(What the exercise asks) Among these lines, how many include "probability"? Answer only with the number.

Extracted records
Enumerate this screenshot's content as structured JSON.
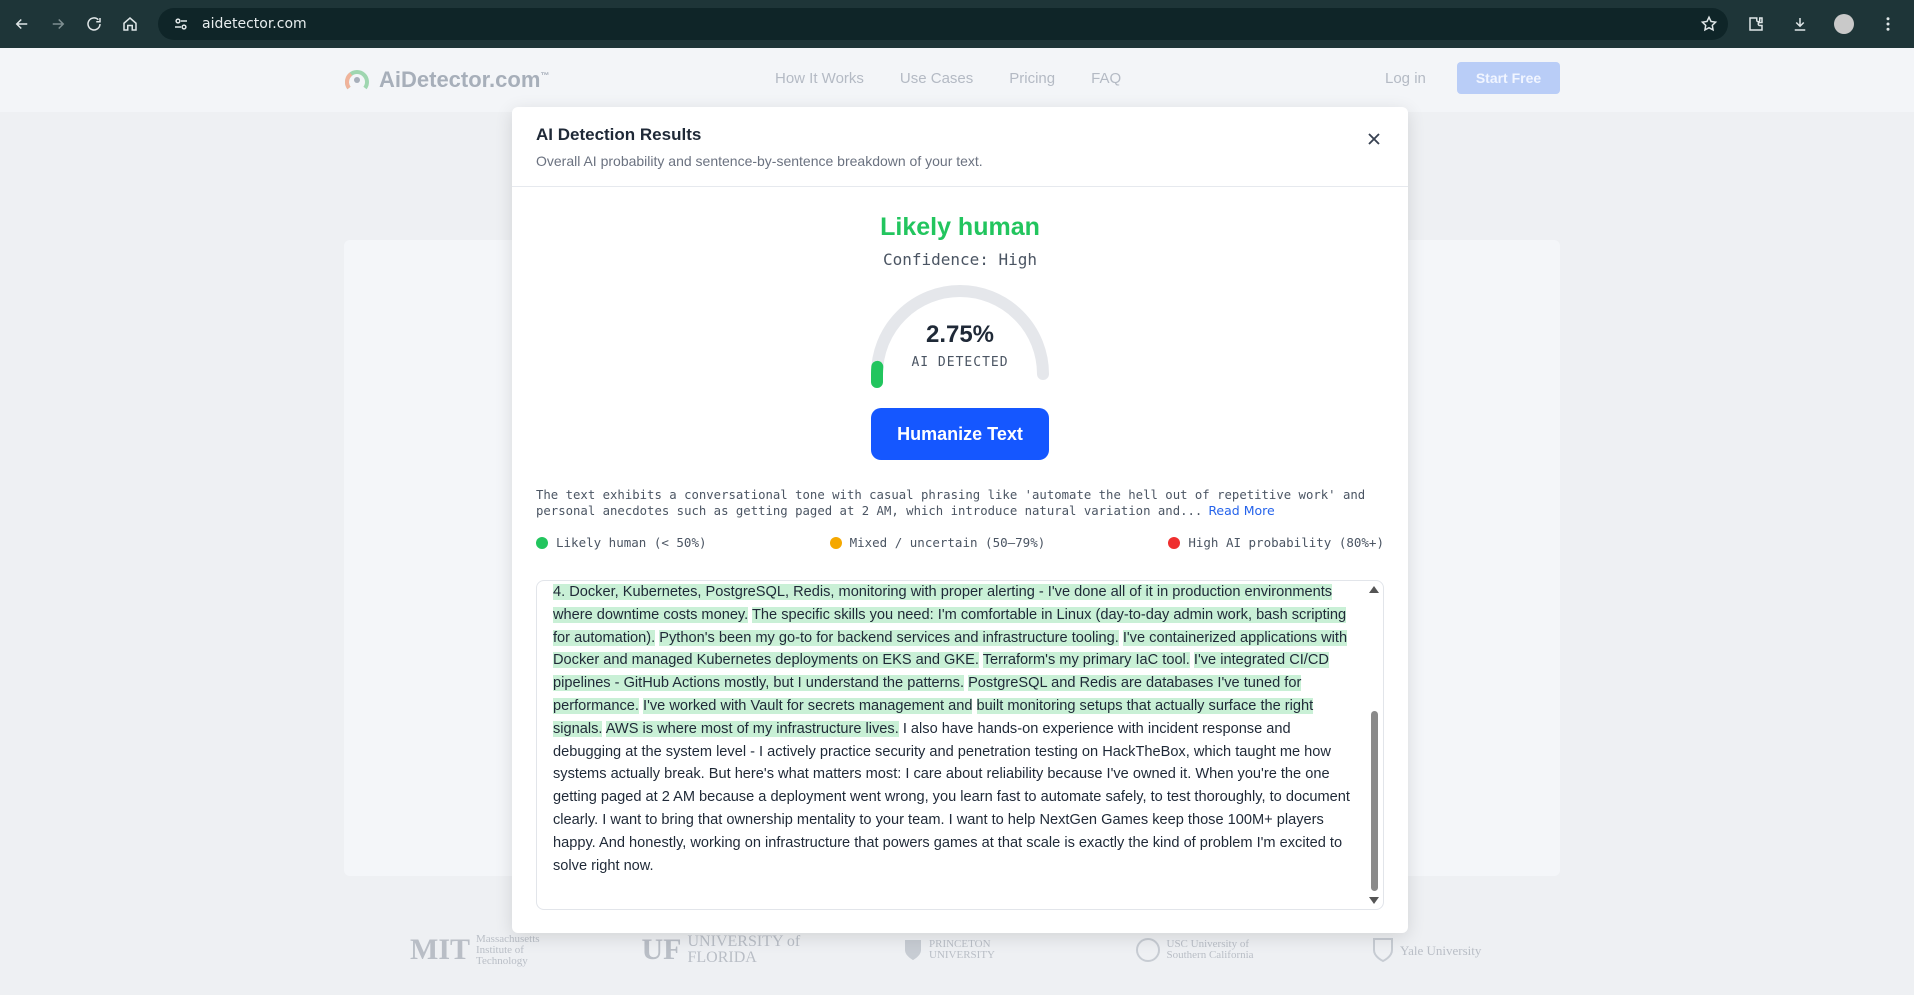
{
  "browser": {
    "url": "aidetector.com"
  },
  "site": {
    "logo_text": "AiDetector.com",
    "logo_tm": "™",
    "nav": [
      "How It Works",
      "Use Cases",
      "Pricing",
      "FAQ"
    ],
    "login": "Log in",
    "start_free": "Start Free",
    "partners": [
      {
        "big": "MIT",
        "small": "Massachusetts Institute of Technology"
      },
      {
        "big": "UF",
        "small": "UNIVERSITY of FLORIDA"
      },
      {
        "big": "",
        "small": "PRINCETON UNIVERSITY"
      },
      {
        "big": "",
        "small": "USC University of Southern California"
      },
      {
        "big": "",
        "small": "Yale University"
      }
    ]
  },
  "modal": {
    "title": "AI Detection Results",
    "subtitle": "Overall AI probability and sentence-by-sentence breakdown of your text.",
    "verdict": "Likely human",
    "confidence": "Confidence: High",
    "gauge": {
      "percent_text": "2.75%",
      "label": "AI DETECTED",
      "value": 2.75
    },
    "humanize_label": "Humanize Text",
    "analysis": "The text exhibits a conversational tone with casual phrasing like 'automate the hell out of repetitive work' and personal anecdotes such as getting paged at 2 AM, which introduce natural variation and...",
    "read_more": "Read More",
    "legend": [
      {
        "label": "Likely human (< 50%)",
        "color": "#22c55e"
      },
      {
        "label": "Mixed / uncertain (50–79%)",
        "color": "#f5a800"
      },
      {
        "label": "High AI probability (80%+)",
        "color": "#ef2f2f"
      }
    ],
    "sentences": [
      {
        "text": "4. Docker, Kubernetes, PostgreSQL, Redis, monitoring with proper alerting - I've done all of it in production environments where downtime costs money.",
        "highlight": true
      },
      {
        "text": "The specific skills you need: I'm comfortable in Linux (day-to-day admin work, bash scripting for automation).",
        "highlight": true
      },
      {
        "text": "Python's been my go-to for backend services and infrastructure tooling.",
        "highlight": true
      },
      {
        "text": "I've containerized applications with Docker and managed Kubernetes deployments on EKS and GKE.",
        "highlight": true
      },
      {
        "text": "Terraform's my primary IaC tool.",
        "highlight": true
      },
      {
        "text": "I've integrated CI/CD pipelines - GitHub Actions mostly, but I understand the patterns.",
        "highlight": true
      },
      {
        "text": "PostgreSQL and Redis are databases I've tuned for performance.",
        "highlight": true
      },
      {
        "text": "I've worked with Vault for secrets management and",
        "highlight": true
      },
      {
        "text": "built monitoring setups that actually surface the right signals.",
        "highlight": true
      },
      {
        "text": "AWS is where most of my infrastructure lives.",
        "highlight": true
      },
      {
        "text": "I also have hands-on experience with incident response and debugging at the system level - I actively practice security and penetration testing on HackTheBox, which taught me how systems actually break.",
        "highlight": false
      },
      {
        "text": "But here's what matters most: I care about reliability because I've owned it.",
        "highlight": false
      },
      {
        "text": "When you're the one getting paged at 2 AM because a deployment went wrong, you learn fast to automate safely, to test thoroughly, to document clearly.",
        "highlight": false
      },
      {
        "text": "I want to bring that ownership mentality to your team.",
        "highlight": false
      },
      {
        "text": "I want to help NextGen Games keep those 100M+ players happy.",
        "highlight": false
      },
      {
        "text": "And honestly, working on infrastructure that powers games at that scale is exactly the kind of problem I'm excited to solve right now.",
        "highlight": false
      }
    ]
  }
}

(Finished task) 2